Goal → Each line containing the word "this" needs to be copied.

[START]

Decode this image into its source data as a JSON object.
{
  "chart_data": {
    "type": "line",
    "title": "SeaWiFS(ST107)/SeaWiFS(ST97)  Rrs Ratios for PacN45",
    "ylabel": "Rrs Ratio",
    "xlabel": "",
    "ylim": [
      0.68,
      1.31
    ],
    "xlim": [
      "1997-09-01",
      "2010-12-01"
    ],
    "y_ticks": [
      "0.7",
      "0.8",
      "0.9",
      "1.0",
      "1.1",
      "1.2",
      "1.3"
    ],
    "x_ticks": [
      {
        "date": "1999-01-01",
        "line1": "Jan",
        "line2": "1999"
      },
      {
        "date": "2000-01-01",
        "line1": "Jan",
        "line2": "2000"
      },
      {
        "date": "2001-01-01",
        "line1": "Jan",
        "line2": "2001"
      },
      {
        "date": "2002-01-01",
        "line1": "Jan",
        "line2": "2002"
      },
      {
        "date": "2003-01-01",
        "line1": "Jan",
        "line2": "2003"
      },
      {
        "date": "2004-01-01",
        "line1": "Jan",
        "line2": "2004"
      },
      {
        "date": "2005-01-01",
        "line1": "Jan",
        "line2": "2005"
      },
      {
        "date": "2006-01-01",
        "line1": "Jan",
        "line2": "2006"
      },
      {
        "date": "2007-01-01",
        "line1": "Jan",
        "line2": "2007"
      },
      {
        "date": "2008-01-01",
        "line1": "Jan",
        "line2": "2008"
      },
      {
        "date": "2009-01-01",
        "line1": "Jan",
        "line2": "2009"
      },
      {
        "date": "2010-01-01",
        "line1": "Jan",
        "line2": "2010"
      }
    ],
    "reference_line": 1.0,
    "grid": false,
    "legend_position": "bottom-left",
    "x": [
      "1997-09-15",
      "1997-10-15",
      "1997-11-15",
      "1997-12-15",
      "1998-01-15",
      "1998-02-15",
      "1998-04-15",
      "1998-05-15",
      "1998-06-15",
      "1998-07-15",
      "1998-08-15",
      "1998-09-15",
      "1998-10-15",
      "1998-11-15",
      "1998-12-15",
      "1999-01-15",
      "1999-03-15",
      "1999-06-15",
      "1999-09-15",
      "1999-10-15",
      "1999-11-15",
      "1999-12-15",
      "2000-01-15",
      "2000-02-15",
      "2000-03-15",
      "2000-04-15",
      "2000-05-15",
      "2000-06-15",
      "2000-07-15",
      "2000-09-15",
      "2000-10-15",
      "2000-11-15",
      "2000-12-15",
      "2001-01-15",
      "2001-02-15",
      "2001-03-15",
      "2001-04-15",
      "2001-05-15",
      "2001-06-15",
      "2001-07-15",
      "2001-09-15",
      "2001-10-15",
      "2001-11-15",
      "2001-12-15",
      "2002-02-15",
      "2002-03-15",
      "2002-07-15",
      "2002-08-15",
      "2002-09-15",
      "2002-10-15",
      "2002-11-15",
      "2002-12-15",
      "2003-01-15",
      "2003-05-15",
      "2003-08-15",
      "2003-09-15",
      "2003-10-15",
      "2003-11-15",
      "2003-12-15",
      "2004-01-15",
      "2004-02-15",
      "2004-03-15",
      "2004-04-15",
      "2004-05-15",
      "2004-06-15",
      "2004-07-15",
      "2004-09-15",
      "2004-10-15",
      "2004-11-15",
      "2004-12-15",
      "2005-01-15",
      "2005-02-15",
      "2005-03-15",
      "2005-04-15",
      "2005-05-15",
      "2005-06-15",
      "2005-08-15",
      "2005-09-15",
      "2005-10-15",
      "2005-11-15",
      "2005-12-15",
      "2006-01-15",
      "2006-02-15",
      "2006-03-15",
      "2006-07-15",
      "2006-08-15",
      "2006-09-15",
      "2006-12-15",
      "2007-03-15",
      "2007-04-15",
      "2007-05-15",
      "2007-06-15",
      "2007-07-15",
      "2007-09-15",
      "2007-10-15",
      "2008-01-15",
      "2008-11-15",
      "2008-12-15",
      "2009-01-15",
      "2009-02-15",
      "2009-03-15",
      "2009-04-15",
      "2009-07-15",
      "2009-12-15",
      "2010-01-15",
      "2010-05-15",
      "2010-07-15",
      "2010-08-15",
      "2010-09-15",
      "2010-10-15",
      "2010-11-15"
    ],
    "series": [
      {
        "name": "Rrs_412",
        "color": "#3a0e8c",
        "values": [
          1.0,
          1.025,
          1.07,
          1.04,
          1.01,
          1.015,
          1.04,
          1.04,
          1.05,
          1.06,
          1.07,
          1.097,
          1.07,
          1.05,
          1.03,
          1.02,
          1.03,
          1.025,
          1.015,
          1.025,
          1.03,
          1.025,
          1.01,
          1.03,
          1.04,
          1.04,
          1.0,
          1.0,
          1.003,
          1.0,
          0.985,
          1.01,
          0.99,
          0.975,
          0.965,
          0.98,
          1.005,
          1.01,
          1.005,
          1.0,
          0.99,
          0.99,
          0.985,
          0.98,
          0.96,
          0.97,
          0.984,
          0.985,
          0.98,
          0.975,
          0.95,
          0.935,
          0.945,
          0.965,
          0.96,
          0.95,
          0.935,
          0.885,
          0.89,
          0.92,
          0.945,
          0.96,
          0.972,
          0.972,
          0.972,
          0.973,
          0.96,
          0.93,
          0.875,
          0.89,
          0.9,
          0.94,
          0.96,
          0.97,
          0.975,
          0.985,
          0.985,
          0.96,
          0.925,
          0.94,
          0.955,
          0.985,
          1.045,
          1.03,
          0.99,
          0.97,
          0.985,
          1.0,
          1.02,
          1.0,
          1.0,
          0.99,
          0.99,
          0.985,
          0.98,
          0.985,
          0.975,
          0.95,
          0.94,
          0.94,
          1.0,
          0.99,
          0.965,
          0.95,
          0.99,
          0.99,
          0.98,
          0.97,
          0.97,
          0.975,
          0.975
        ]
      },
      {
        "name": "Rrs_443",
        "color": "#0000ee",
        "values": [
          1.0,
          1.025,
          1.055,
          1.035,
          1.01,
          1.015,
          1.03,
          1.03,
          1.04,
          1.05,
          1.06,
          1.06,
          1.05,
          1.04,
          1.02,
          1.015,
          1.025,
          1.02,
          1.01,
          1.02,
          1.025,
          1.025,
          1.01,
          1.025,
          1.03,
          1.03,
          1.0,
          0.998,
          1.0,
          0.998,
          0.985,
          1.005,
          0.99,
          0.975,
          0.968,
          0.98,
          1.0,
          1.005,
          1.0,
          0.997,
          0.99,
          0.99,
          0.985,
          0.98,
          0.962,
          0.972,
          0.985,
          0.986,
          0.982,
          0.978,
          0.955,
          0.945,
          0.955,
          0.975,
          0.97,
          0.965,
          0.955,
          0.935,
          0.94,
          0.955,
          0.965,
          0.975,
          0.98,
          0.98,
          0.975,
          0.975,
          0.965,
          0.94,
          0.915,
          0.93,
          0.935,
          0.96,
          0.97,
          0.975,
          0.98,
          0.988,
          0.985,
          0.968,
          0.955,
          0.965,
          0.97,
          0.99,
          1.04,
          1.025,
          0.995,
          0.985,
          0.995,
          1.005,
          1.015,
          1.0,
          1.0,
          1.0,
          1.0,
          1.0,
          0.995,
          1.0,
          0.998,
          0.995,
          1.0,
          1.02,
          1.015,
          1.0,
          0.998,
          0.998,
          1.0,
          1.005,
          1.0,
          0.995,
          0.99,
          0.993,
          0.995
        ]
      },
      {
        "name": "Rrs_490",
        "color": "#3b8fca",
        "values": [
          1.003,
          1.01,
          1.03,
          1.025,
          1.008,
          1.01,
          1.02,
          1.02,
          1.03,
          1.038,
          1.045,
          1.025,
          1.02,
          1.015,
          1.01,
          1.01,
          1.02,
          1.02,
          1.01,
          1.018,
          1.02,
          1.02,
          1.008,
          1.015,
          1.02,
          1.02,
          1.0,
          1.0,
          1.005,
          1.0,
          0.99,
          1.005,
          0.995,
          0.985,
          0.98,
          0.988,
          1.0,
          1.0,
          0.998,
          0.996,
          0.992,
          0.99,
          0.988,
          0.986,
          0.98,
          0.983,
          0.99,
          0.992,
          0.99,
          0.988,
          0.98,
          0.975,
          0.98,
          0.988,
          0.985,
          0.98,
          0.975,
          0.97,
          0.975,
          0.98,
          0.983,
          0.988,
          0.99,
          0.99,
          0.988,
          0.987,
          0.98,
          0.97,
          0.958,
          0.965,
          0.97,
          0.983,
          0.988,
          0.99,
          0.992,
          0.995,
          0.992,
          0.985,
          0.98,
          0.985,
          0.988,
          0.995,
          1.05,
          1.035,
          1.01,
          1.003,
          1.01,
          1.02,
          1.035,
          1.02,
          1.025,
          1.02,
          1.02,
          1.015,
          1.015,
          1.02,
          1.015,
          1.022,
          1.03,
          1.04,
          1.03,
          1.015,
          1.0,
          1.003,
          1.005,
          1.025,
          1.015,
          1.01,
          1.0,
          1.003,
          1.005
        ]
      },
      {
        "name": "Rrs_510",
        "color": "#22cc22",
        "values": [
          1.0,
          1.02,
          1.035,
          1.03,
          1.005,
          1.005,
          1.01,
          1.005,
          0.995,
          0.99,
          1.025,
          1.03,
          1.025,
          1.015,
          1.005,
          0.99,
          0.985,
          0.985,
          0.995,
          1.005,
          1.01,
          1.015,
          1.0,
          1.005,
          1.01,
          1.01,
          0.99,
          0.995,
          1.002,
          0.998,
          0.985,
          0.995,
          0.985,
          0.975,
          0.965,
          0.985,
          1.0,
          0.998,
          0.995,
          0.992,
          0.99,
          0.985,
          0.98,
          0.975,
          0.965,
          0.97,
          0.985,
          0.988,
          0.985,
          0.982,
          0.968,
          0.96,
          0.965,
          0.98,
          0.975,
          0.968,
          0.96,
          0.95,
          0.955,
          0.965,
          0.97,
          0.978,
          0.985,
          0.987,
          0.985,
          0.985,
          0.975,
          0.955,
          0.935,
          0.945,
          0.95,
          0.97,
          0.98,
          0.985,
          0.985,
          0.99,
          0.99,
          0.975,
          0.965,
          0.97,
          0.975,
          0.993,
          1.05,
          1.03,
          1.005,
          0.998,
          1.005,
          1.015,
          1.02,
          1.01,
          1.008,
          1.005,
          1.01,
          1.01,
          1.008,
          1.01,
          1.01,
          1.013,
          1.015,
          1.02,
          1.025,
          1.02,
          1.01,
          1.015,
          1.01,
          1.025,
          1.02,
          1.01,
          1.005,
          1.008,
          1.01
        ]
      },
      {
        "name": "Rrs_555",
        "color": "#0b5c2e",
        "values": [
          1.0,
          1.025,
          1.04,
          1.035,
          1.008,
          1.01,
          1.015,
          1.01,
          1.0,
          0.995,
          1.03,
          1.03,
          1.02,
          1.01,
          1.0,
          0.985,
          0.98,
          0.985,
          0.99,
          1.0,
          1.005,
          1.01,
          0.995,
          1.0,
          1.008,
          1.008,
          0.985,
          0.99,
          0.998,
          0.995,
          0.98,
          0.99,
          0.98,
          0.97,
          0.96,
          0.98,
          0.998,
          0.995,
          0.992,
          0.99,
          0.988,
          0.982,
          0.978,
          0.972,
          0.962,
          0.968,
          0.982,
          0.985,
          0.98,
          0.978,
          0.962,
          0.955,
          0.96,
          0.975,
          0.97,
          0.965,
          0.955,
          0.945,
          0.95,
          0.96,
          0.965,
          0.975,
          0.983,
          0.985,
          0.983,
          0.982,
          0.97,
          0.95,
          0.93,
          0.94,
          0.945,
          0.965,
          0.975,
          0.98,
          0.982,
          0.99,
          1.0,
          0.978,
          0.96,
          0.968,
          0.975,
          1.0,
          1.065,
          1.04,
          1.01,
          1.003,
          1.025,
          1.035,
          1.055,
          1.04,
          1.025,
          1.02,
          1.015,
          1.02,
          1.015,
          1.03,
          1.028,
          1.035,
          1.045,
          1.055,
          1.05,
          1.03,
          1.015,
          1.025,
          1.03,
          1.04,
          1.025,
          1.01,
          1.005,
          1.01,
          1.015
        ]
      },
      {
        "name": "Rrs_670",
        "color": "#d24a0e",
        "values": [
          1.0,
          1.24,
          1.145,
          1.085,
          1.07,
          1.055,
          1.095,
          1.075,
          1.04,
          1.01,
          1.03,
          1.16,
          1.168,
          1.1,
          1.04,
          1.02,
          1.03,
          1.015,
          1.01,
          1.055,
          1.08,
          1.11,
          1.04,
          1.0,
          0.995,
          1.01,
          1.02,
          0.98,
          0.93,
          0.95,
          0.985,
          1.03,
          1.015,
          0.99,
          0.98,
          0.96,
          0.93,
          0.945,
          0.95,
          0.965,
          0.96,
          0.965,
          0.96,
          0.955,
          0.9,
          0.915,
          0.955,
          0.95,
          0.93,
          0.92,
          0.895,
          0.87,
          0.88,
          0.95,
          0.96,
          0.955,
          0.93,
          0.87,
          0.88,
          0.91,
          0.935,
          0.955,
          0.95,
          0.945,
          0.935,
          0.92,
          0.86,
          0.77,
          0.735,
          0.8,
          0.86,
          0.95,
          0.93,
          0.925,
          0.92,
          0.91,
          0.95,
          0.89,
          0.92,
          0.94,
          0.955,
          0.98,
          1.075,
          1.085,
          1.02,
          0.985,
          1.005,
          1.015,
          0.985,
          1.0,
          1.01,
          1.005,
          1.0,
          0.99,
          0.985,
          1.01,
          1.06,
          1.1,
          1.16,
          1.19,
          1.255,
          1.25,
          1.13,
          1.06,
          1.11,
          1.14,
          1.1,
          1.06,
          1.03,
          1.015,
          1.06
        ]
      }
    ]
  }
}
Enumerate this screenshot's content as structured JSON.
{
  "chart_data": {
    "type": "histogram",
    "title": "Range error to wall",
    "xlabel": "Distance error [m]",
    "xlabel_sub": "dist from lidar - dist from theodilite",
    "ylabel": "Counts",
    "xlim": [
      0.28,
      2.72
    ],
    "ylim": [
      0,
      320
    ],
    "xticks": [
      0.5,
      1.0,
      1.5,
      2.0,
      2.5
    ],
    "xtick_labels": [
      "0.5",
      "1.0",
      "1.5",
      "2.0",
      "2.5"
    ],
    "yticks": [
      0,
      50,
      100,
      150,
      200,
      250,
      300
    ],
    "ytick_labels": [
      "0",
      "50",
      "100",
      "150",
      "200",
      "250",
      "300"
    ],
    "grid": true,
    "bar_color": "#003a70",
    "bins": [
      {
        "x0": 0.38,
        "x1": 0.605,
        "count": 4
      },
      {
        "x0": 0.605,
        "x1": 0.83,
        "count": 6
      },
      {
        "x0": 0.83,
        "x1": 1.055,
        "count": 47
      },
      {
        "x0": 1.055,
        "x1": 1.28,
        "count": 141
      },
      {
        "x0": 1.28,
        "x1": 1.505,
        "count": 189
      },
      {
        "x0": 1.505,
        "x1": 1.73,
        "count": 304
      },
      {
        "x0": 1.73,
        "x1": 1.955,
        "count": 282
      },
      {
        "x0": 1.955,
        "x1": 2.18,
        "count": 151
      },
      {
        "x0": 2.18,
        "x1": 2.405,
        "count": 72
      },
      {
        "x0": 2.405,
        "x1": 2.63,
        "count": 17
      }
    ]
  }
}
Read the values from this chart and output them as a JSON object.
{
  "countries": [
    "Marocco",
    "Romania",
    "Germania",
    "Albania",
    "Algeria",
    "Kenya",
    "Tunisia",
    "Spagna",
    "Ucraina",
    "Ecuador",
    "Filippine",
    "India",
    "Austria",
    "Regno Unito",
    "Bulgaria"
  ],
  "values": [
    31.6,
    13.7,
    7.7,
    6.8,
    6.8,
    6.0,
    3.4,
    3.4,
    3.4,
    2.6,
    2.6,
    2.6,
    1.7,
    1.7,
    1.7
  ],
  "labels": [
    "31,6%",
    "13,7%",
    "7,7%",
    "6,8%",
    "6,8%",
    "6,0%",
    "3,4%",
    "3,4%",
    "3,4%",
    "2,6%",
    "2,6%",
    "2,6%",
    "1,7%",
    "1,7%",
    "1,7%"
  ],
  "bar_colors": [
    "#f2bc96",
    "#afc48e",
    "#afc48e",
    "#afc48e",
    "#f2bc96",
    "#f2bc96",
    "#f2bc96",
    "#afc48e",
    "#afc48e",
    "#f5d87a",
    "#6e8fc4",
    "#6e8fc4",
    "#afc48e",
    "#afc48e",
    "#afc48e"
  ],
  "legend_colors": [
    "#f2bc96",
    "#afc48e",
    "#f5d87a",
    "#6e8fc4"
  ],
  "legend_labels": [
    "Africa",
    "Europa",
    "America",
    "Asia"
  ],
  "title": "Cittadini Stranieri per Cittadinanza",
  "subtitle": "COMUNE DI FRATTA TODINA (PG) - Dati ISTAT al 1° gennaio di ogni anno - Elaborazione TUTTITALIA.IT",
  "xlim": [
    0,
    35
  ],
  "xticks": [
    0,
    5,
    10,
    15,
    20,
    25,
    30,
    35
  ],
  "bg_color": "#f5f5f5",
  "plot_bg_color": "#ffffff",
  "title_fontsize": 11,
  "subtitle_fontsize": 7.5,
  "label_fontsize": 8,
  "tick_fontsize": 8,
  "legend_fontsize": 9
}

[END]

Task solution →
Decode this image into its source data as a JSON object.
Enumerate this screenshot's content as structured JSON.
Read the values from this chart and output them as a JSON object.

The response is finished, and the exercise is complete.